§ **Requisitos do problema**: Transcreva, pela ordem em que surgem, todas as expressões que o texto em estudo apresenta entre aspas.

§ **Texto em estudo**:
* * * * * * *

Lisitsa acabou por não levar muito a sério as manobras de Nimmo. Numa resposta no Twitter reconheceu que era “influente”, com 400 mil subscritores e 170 milhões de visualizações no YouTube; alegou que não é “russa” mas sim ucraniana e norte-americana; e aceitou o papel de “robot” ou “bot” porque, ironizou, “os humanos não conseguem tocar como eu toco”.

O tipo de comportamento de Ben Nimmo, porém, não augura nada de bom no Facebook para os que se arriscarem a criticar as políticas externas ocidentais. Pela frente terão um assédio permanente, suspensões ou até a proibição total de frequentarem as redes sociais.

* * * * * * *

§ **Linhas extraídas**:
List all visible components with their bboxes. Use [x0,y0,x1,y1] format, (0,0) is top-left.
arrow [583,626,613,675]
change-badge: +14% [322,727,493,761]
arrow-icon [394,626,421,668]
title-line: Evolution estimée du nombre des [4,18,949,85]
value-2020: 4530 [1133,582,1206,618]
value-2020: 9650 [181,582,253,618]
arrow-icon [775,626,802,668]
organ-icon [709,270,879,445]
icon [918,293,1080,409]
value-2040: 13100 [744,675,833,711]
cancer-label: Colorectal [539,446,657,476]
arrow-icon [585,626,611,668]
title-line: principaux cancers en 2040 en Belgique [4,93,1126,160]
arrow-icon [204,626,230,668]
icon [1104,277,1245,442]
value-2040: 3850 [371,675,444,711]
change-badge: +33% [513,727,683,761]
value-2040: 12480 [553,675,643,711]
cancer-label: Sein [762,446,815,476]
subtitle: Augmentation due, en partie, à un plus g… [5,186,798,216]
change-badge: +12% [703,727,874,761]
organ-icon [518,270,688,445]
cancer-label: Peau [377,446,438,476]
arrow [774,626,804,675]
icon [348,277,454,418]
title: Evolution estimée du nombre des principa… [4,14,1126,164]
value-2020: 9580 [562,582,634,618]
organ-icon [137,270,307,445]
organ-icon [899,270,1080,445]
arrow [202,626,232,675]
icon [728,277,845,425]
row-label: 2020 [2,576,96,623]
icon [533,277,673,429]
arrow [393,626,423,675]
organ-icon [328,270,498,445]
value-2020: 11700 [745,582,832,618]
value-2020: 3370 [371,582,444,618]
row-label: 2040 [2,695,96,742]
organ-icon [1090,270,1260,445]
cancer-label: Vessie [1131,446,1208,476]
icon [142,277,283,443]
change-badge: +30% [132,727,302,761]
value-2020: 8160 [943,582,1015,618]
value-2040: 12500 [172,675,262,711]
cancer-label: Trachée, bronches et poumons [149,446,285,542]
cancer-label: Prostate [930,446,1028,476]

* * * * * * *

§ **Espaço de resposta**:
1. “influente”
2. “russa”
3. “robot”
4. “bot”
5. “os humanos não conseguem tocar como eu toco”